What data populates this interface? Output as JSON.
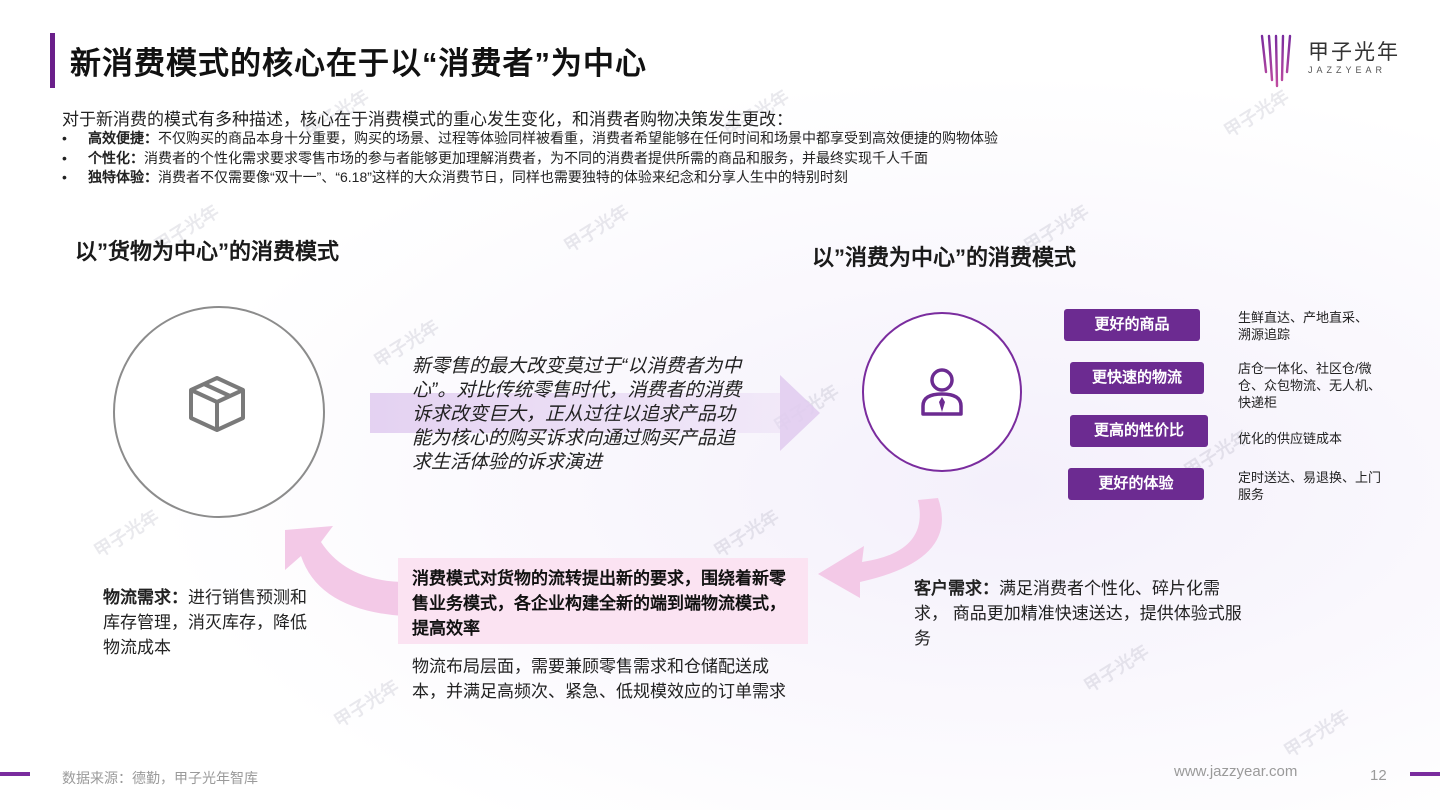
{
  "header": {
    "title": "新消费模式的核心在于以“消费者”为中心",
    "logo_name": "甲子光年",
    "logo_sub": "JAZZYEAR"
  },
  "intro": {
    "text": "对于新消费的模式有多种描述，核心在于消费模式的重心发生变化，和消费者购物决策发生更改：",
    "bullets": [
      {
        "bullet": "•",
        "label": "高效便捷：",
        "text": "不仅购买的商品本身十分重要，购买的场景、过程等体验同样被看重，消费者希望能够在任何时间和场景中都享受到高效便捷的购物体验"
      },
      {
        "bullet": "•",
        "label": "个性化：",
        "text": "消费者的个性化需求要求零售市场的参与者能够更加理解消费者，为不同的消费者提供所需的商品和服务，并最终实现千人千面"
      },
      {
        "bullet": "•",
        "label": "独特体验：",
        "text": "消费者不仅需要像“双十一”、“6.18”这样的大众消费节日，同样也需要独特的体验来纪念和分享人生中的特别时刻"
      }
    ]
  },
  "left": {
    "heading": "以”货物为中心”的消费模式",
    "icon": "box-icon",
    "label": "物流需求：",
    "text": "进行销售预测和库存管理，消灭库存，降低物流成本"
  },
  "middle": {
    "italic_text": "新零售的最大改变莫过于“以消费者为中心”。对比传统零售时代，消费者的消费诉求改变巨大，正从过往以追求产品功能为核心的购买诉求向通过购买产品追求生活体验的诉求演进",
    "highlight_text": "消费模式对货物的流转提出新的要求，围绕着新零售业务模式，各企业构建全新的端到端物流模式，提高效率",
    "lower_text": "物流布局层面，需要兼顾零售需求和仓储配送成本，并满足高频次、紧急、低规模效应的订单需求"
  },
  "right": {
    "heading": "以”消费为中心”的消费模式",
    "icon": "person-icon",
    "pills": [
      {
        "label": "更好的商品",
        "note": "生鲜直达、产地直采、溯源追踪"
      },
      {
        "label": "更快速的物流",
        "note": "店仓一体化、社区仓/微仓、众包物流、无人机、快递柜"
      },
      {
        "label": "更高的性价比",
        "note": "优化的供应链成本"
      },
      {
        "label": "更好的体验",
        "note": "定时送达、易退换、上门服务"
      }
    ],
    "label": "客户需求：",
    "text": "满足消费者个性化、碎片化需求， 商品更加精准快速送达，提供体验式服务"
  },
  "footer": {
    "source": "数据来源：德勤，甲子光年智库",
    "url": "www.jazzyear.com",
    "page": "12"
  },
  "colors": {
    "accent": "#6c2b91",
    "pink": "#fbe3f2",
    "arrow": "#f0c7e6"
  }
}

::::

▸ **OBJECTIVE**: Repeat the material above word for word and skip every image in it.

▸ **RESPONSE BELOW**:
What data populates this interface? Output as JSON.
{
  "header": {
    "title": "新消费模式的核心在于以“消费者”为中心",
    "logo_name": "甲子光年",
    "logo_sub": "JAZZYEAR"
  },
  "intro": {
    "text": "对于新消费的模式有多种描述，核心在于消费模式的重心发生变化，和消费者购物决策发生更改：",
    "bullets": [
      {
        "bullet": "•",
        "label": "高效便捷：",
        "text": "不仅购买的商品本身十分重要，购买的场景、过程等体验同样被看重，消费者希望能够在任何时间和场景中都享受到高效便捷的购物体验"
      },
      {
        "bullet": "•",
        "label": "个性化：",
        "text": "消费者的个性化需求要求零售市场的参与者能够更加理解消费者，为不同的消费者提供所需的商品和服务，并最终实现千人千面"
      },
      {
        "bullet": "•",
        "label": "独特体验：",
        "text": "消费者不仅需要像“双十一”、“6.18”这样的大众消费节日，同样也需要独特的体验来纪念和分享人生中的特别时刻"
      }
    ]
  },
  "left": {
    "heading": "以”货物为中心”的消费模式",
    "icon": "box-icon",
    "label": "物流需求：",
    "text": "进行销售预测和库存管理，消灭库存，降低物流成本"
  },
  "middle": {
    "italic_text": "新零售的最大改变莫过于“以消费者为中心”。对比传统零售时代，消费者的消费诉求改变巨大，正从过往以追求产品功能为核心的购买诉求向通过购买产品追求生活体验的诉求演进",
    "highlight_text": "消费模式对货物的流转提出新的要求，围绕着新零售业务模式，各企业构建全新的端到端物流模式，提高效率",
    "lower_text": "物流布局层面，需要兼顾零售需求和仓储配送成本，并满足高频次、紧急、低规模效应的订单需求"
  },
  "right": {
    "heading": "以”消费为中心”的消费模式",
    "icon": "person-icon",
    "pills": [
      {
        "label": "更好的商品",
        "note": "生鲜直达、产地直采、溯源追踪"
      },
      {
        "label": "更快速的物流",
        "note": "店仓一体化、社区仓/微仓、众包物流、无人机、快递柜"
      },
      {
        "label": "更高的性价比",
        "note": "优化的供应链成本"
      },
      {
        "label": "更好的体验",
        "note": "定时送达、易退换、上门服务"
      }
    ],
    "label": "客户需求：",
    "text": "满足消费者个性化、碎片化需求， 商品更加精准快速送达，提供体验式服务"
  },
  "footer": {
    "source": "数据来源：德勤，甲子光年智库",
    "url": "www.jazzyear.com",
    "page": "12"
  },
  "colors": {
    "accent": "#6c2b91",
    "pink": "#fbe3f2",
    "arrow": "#f0c7e6"
  }
}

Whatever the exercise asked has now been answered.